+++ LISTED RECORDS
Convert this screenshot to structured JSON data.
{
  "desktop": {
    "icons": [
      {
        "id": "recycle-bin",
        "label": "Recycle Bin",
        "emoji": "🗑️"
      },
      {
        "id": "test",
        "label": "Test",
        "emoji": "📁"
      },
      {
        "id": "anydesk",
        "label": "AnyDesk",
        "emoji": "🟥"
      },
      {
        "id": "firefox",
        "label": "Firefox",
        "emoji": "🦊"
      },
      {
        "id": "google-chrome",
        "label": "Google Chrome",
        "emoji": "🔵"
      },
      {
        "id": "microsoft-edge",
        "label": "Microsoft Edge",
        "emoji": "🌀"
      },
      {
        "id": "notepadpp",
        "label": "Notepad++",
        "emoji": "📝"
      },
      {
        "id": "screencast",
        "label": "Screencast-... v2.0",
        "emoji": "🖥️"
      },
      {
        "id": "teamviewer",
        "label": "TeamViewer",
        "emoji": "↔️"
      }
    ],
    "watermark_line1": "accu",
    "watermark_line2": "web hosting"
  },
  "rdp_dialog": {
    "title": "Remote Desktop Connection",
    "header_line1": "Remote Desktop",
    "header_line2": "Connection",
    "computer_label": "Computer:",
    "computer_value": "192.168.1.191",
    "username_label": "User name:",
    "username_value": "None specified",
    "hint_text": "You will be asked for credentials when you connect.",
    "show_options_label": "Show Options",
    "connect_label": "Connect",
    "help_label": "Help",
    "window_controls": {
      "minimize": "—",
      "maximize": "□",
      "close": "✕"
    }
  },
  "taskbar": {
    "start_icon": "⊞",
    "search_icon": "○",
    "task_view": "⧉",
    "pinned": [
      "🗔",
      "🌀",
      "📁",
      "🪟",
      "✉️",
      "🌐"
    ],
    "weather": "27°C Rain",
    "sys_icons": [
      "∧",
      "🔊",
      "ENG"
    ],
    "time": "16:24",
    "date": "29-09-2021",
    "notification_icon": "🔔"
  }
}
++++++
> [EXERCISE INSTRUCTIONS]:
Restate each record word for word.

> [ANSWER TO THIS EXERCISE]:
Convert this screenshot to structured JSON data.
{
  "desktop": {
    "icons": [
      {
        "id": "recycle-bin",
        "label": "Recycle Bin",
        "emoji": "🗑️"
      },
      {
        "id": "test",
        "label": "Test",
        "emoji": "📁"
      },
      {
        "id": "anydesk",
        "label": "AnyDesk",
        "emoji": "🟥"
      },
      {
        "id": "firefox",
        "label": "Firefox",
        "emoji": "🦊"
      },
      {
        "id": "google-chrome",
        "label": "Google Chrome",
        "emoji": "🔵"
      },
      {
        "id": "microsoft-edge",
        "label": "Microsoft Edge",
        "emoji": "🌀"
      },
      {
        "id": "notepadpp",
        "label": "Notepad++",
        "emoji": "📝"
      },
      {
        "id": "screencast",
        "label": "Screencast-... v2.0",
        "emoji": "🖥️"
      },
      {
        "id": "teamviewer",
        "label": "TeamViewer",
        "emoji": "↔️"
      }
    ],
    "watermark_line1": "accu",
    "watermark_line2": "web hosting"
  },
  "rdp_dialog": {
    "title": "Remote Desktop Connection",
    "header_line1": "Remote Desktop",
    "header_line2": "Connection",
    "computer_label": "Computer:",
    "computer_value": "192.168.1.191",
    "username_label": "User name:",
    "username_value": "None specified",
    "hint_text": "You will be asked for credentials when you connect.",
    "show_options_label": "Show Options",
    "connect_label": "Connect",
    "help_label": "Help",
    "window_controls": {
      "minimize": "—",
      "maximize": "□",
      "close": "✕"
    }
  },
  "taskbar": {
    "start_icon": "⊞",
    "search_icon": "○",
    "task_view": "⧉",
    "pinned": [
      "🗔",
      "🌀",
      "📁",
      "🪟",
      "✉️",
      "🌐"
    ],
    "weather": "27°C Rain",
    "sys_icons": [
      "∧",
      "🔊",
      "ENG"
    ],
    "time": "16:24",
    "date": "29-09-2021",
    "notification_icon": "🔔"
  }
}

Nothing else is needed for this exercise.